EXERCISE BRIEF:
Count lines holding the string "name" in the data that follows. Reply with one number only.

DATA FOR THE TASK:
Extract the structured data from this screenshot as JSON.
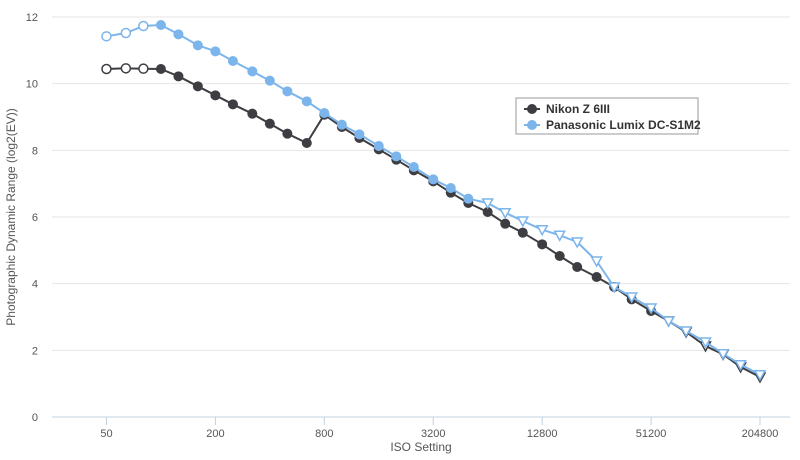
{
  "chart_data": {
    "type": "line",
    "title": "",
    "xlabel": "ISO Setting",
    "ylabel": "Photographic Dynamic Range (log2(EV))",
    "x_scale": "log2",
    "x_ticks": [
      50,
      200,
      800,
      3200,
      12800,
      51200,
      204800
    ],
    "x_tick_labels": [
      "50",
      "200",
      "800",
      "3200",
      "12800",
      "51200",
      "204800"
    ],
    "xlim": [
      25,
      300000
    ],
    "ylim": [
      0,
      12
    ],
    "y_ticks": [
      0,
      2,
      4,
      6,
      8,
      10,
      12
    ],
    "grid": "horizontal",
    "legend_position": "right",
    "series": [
      {
        "name": "Nikon Z 6III",
        "color": "#3d3d42",
        "x": [
          50,
          64,
          80,
          100,
          125,
          160,
          200,
          250,
          320,
          400,
          500,
          640,
          800,
          1000,
          1250,
          1600,
          2000,
          2500,
          3200,
          4000,
          5000,
          6400,
          8000,
          10000,
          12800,
          16000,
          20000,
          25600,
          32000,
          40000,
          51200,
          64000,
          80000,
          102400,
          128000,
          160000,
          204800
        ],
        "y": [
          10.44,
          10.46,
          10.45,
          10.44,
          10.22,
          9.92,
          9.65,
          9.38,
          9.1,
          8.8,
          8.5,
          8.22,
          9.07,
          8.7,
          8.37,
          8.03,
          7.72,
          7.4,
          7.07,
          6.73,
          6.42,
          6.15,
          5.8,
          5.53,
          5.18,
          4.83,
          4.5,
          4.2,
          3.9,
          3.53,
          3.18,
          2.88,
          2.55,
          2.13,
          1.88,
          1.5,
          1.2
        ],
        "markers": [
          "open-circle",
          "open-circle",
          "open-circle",
          "circle",
          "circle",
          "circle",
          "circle",
          "circle",
          "circle",
          "circle",
          "circle",
          "circle",
          "circle",
          "circle",
          "circle",
          "circle",
          "circle",
          "circle",
          "circle",
          "circle",
          "circle",
          "circle",
          "circle",
          "circle",
          "circle",
          "circle",
          "circle",
          "circle",
          "circle",
          "circle",
          "circle",
          "open-triangle",
          "open-triangle",
          "open-triangle",
          "open-triangle",
          "open-triangle",
          "open-triangle"
        ]
      },
      {
        "name": "Panasonic Lumix DC-S1M2",
        "color": "#7cb5ec",
        "x": [
          50,
          64,
          80,
          100,
          125,
          160,
          200,
          250,
          320,
          400,
          500,
          640,
          800,
          1000,
          1250,
          1600,
          2000,
          2500,
          3200,
          4000,
          5000,
          6400,
          8000,
          10000,
          12800,
          16000,
          20000,
          25600,
          32000,
          40000,
          51200,
          64000,
          80000,
          102400,
          128000,
          160000,
          204800
        ],
        "y": [
          11.42,
          11.52,
          11.73,
          11.76,
          11.48,
          11.15,
          10.97,
          10.68,
          10.37,
          10.09,
          9.77,
          9.47,
          9.12,
          8.77,
          8.48,
          8.13,
          7.82,
          7.5,
          7.13,
          6.87,
          6.55,
          6.42,
          6.13,
          5.88,
          5.62,
          5.45,
          5.25,
          4.68,
          3.9,
          3.6,
          3.27,
          2.88,
          2.58,
          2.25,
          1.9,
          1.57,
          1.27
        ],
        "markers": [
          "open-circle",
          "open-circle",
          "open-circle",
          "circle",
          "circle",
          "circle",
          "circle",
          "circle",
          "circle",
          "circle",
          "circle",
          "circle",
          "circle",
          "circle",
          "circle",
          "circle",
          "circle",
          "circle",
          "circle",
          "circle",
          "circle",
          "open-triangle",
          "open-triangle",
          "open-triangle",
          "open-triangle",
          "open-triangle",
          "open-triangle",
          "open-triangle",
          "open-triangle",
          "open-triangle",
          "open-triangle",
          "open-triangle",
          "open-triangle",
          "open-triangle",
          "open-triangle",
          "open-triangle",
          "open-triangle"
        ]
      }
    ]
  }
}
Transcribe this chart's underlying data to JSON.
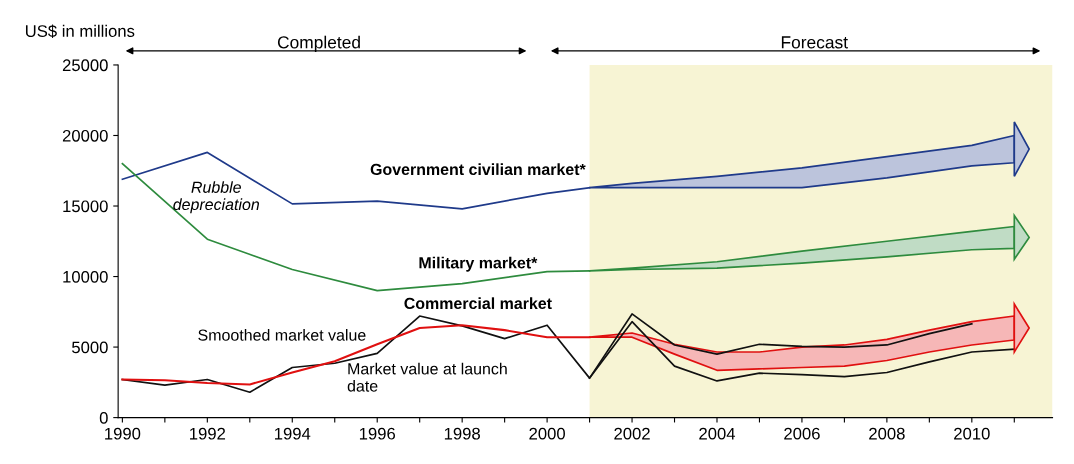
{
  "chart_data": {
    "type": "line",
    "ylabel": "US$ in millions",
    "x": [
      1990,
      1991,
      1992,
      1993,
      1994,
      1995,
      1996,
      1997,
      1998,
      1999,
      2000,
      2001,
      2002,
      2003,
      2004,
      2005,
      2006,
      2007,
      2008,
      2009,
      2010,
      2011
    ],
    "xlim": [
      1989.9,
      2011.9
    ],
    "xticks": [
      {
        "value": 1990,
        "label": "1990"
      },
      {
        "value": 1991,
        "label": null
      },
      {
        "value": 1992,
        "label": "1992"
      },
      {
        "value": 1993,
        "label": null
      },
      {
        "value": 1994,
        "label": "1994"
      },
      {
        "value": 1995,
        "label": null
      },
      {
        "value": 1996,
        "label": "1996"
      },
      {
        "value": 1997,
        "label": null
      },
      {
        "value": 1998,
        "label": "1998"
      },
      {
        "value": 1999,
        "label": null
      },
      {
        "value": 2000,
        "label": "2000"
      },
      {
        "value": 2001,
        "label": null
      },
      {
        "value": 2002,
        "label": "2002"
      },
      {
        "value": 2003,
        "label": null
      },
      {
        "value": 2004,
        "label": "2004"
      },
      {
        "value": 2005,
        "label": null
      },
      {
        "value": 2006,
        "label": "2006"
      },
      {
        "value": 2007,
        "label": null
      },
      {
        "value": 2008,
        "label": "2008"
      },
      {
        "value": 2009,
        "label": null
      },
      {
        "value": 2010,
        "label": "2010"
      },
      {
        "value": 2011,
        "label": null
      }
    ],
    "ylim": [
      0,
      25000
    ],
    "yticks": [
      0,
      5000,
      10000,
      15000,
      20000,
      25000
    ],
    "grid": false,
    "series": [
      {
        "color": "#1f3a8a",
        "x": [
          1990,
          1992,
          1994,
          1996,
          1998,
          2000,
          2001,
          2002,
          2004,
          2006,
          2008,
          2010,
          2011
        ],
        "values": [
          16900,
          18800,
          15150,
          15350,
          14800,
          15900,
          16300,
          null,
          null,
          null,
          null,
          null,
          null
        ],
        "lower": [
          null,
          null,
          null,
          null,
          null,
          null,
          16300,
          16300,
          16300,
          16300,
          17000,
          17850,
          18070
        ],
        "upper": [
          null,
          null,
          null,
          null,
          null,
          null,
          16300,
          16600,
          17100,
          17700,
          18500,
          19300,
          20000
        ]
      },
      {
        "color": "#2e8b3e",
        "x": [
          1990,
          1992,
          1994,
          1996,
          1998,
          2000,
          2001,
          2002,
          2004,
          2006,
          2008,
          2010,
          2011
        ],
        "values": [
          18000,
          12650,
          10500,
          9000,
          9500,
          10350,
          10400,
          null,
          null,
          null,
          null,
          null,
          null
        ],
        "lower": [
          null,
          null,
          null,
          null,
          null,
          null,
          10400,
          10500,
          10600,
          10950,
          11400,
          11900,
          12000
        ],
        "upper": [
          null,
          null,
          null,
          null,
          null,
          null,
          10400,
          10600,
          11050,
          11800,
          12500,
          13200,
          13550
        ]
      },
      {
        "color": "#111111",
        "x": [
          1990,
          1991,
          1992,
          1993,
          1994,
          1995,
          1996,
          1997,
          1998,
          1999,
          2000,
          2001,
          2002,
          2003,
          2004,
          2005,
          2006,
          2007,
          2008,
          2009,
          2010
        ],
        "values": [
          2700,
          2300,
          2700,
          1800,
          3550,
          3850,
          4550,
          7200,
          6500,
          5600,
          6550,
          2800,
          7350,
          5150,
          4500,
          5200,
          5050,
          5000,
          5150,
          5950,
          6650
        ]
      },
      {
        "color": "#111111",
        "x": [
          2001,
          2002,
          2003,
          2004,
          2005,
          2006,
          2007,
          2008,
          2009,
          2010,
          2011
        ],
        "values": [
          2800,
          6800,
          3650,
          2600,
          3150,
          3050,
          2900,
          3200,
          3950,
          4650,
          4850
        ]
      },
      {
        "color": "#e01010",
        "values": [
          2700,
          2650,
          2450,
          2350,
          3200,
          4000,
          5200,
          6350,
          6550,
          6200,
          5700,
          5700,
          null,
          null,
          null,
          null,
          null,
          null,
          null,
          null,
          null,
          null
        ],
        "lower": [
          null,
          null,
          null,
          null,
          null,
          null,
          null,
          null,
          null,
          null,
          null,
          5700,
          5700,
          4500,
          3350,
          3450,
          3550,
          3650,
          4050,
          4650,
          5150,
          5500
        ],
        "upper": [
          null,
          null,
          null,
          null,
          null,
          null,
          null,
          null,
          null,
          null,
          null,
          5700,
          6000,
          5200,
          4650,
          4650,
          5000,
          5150,
          5550,
          6200,
          6800,
          7200
        ]
      }
    ],
    "bands": [
      {
        "axis": "x",
        "from": 2001,
        "to": 2011.9,
        "color": "#f7f4d4"
      }
    ],
    "annotations": [
      "Completed",
      "Forecast",
      "Government civilian market*",
      "Military market*",
      "Commercial market",
      "Smoothed market value",
      "Market value at launch\ndate",
      "Rubble\ndepreciation"
    ]
  }
}
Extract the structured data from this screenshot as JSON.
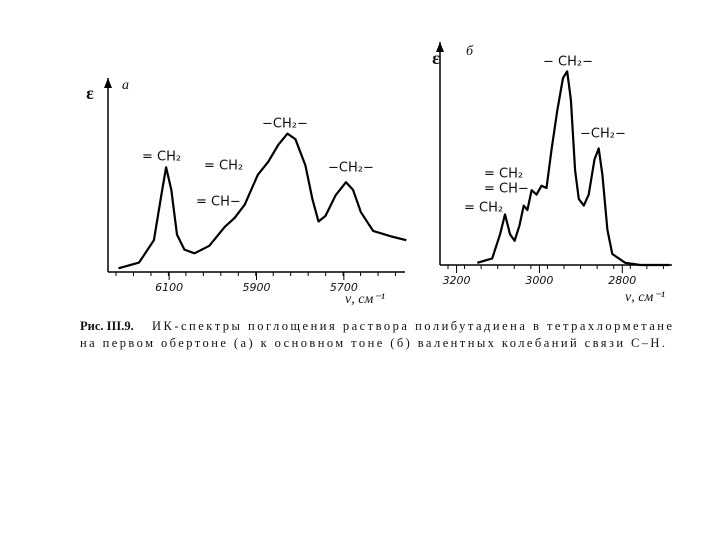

RESPONSE FOR THIS EXERCISE:
2